● **Short problem**
Repeat the records verbatim and leave the pictures out of your copy.

(Data entries)
* BEGIN *

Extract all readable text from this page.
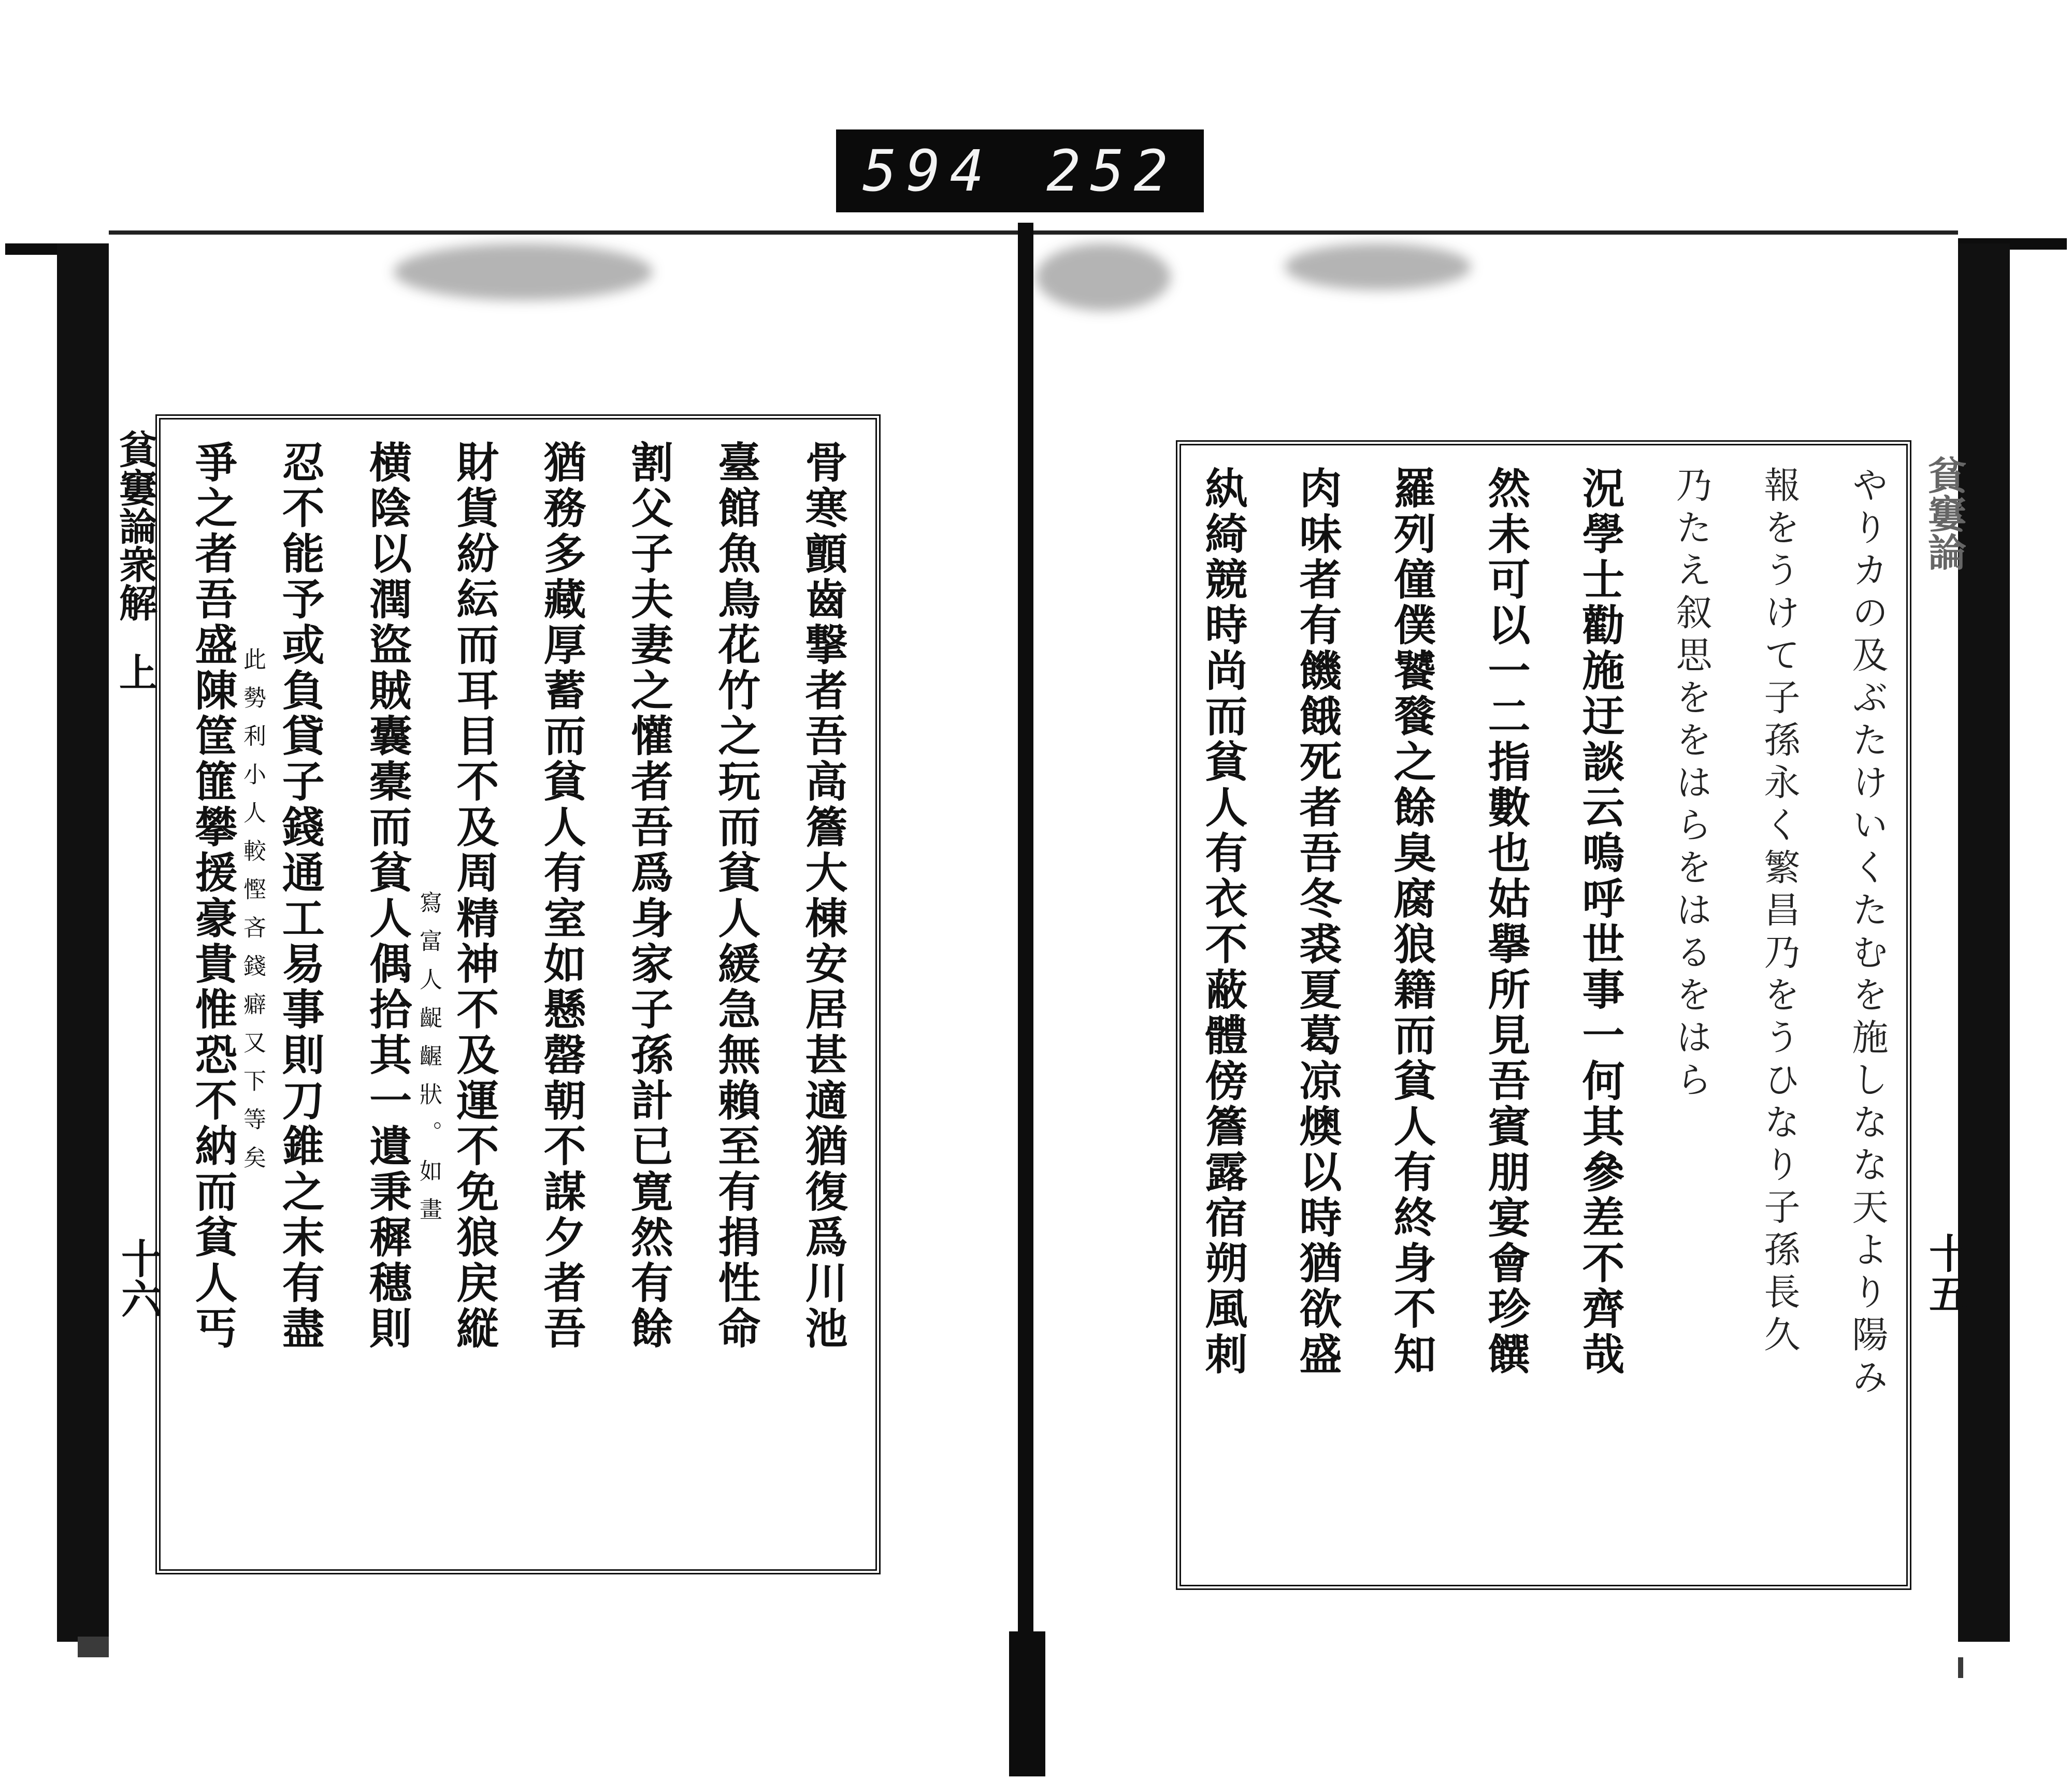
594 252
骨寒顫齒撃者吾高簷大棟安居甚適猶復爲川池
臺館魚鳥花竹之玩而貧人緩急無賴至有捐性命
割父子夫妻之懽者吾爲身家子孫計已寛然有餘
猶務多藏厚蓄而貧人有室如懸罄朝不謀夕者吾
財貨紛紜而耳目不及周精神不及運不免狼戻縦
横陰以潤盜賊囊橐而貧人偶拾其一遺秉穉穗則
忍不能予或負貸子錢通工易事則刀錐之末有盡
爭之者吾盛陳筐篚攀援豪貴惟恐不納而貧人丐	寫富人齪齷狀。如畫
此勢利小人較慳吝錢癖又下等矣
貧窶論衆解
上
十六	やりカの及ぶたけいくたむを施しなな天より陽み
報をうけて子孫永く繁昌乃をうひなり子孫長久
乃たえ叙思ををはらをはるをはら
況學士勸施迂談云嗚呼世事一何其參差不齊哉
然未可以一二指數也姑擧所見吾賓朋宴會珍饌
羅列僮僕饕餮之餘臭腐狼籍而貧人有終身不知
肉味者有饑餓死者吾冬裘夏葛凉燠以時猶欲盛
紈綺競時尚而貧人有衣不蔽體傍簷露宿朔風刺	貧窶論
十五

* END *

● **Written response**
Extract all readable text from this page.
594 252
骨寒顫齒撃者吾高簷大棟安居甚適猶復爲川池
臺館魚鳥花竹之玩而貧人緩急無賴至有捐性命
割父子夫妻之懽者吾爲身家子孫計已寛然有餘
猶務多藏厚蓄而貧人有室如懸罄朝不謀夕者吾
財貨紛紜而耳目不及周精神不及運不免狼戻縦
横陰以潤盜賊囊橐而貧人偶拾其一遺秉穉穗則
忍不能予或負貸子錢通工易事則刀錐之末有盡
爭之者吾盛陳筐篚攀援豪貴惟恐不納而貧人丐	寫富人齪齷狀。如畫
此勢利小人較慳吝錢癖又下等矣
貧窶論衆解
上
十六	やりカの及ぶたけいくたむを施しなな天より陽み
報をうけて子孫永く繁昌乃をうひなり子孫長久
乃たえ叙思ををはらをはるをはら
況學士勸施迂談云嗚呼世事一何其參差不齊哉
然未可以一二指數也姑擧所見吾賓朋宴會珍饌
羅列僮僕饕餮之餘臭腐狼籍而貧人有終身不知
肉味者有饑餓死者吾冬裘夏葛凉燠以時猶欲盛
紈綺競時尚而貧人有衣不蔽體傍簷露宿朔風刺	貧窶論
十五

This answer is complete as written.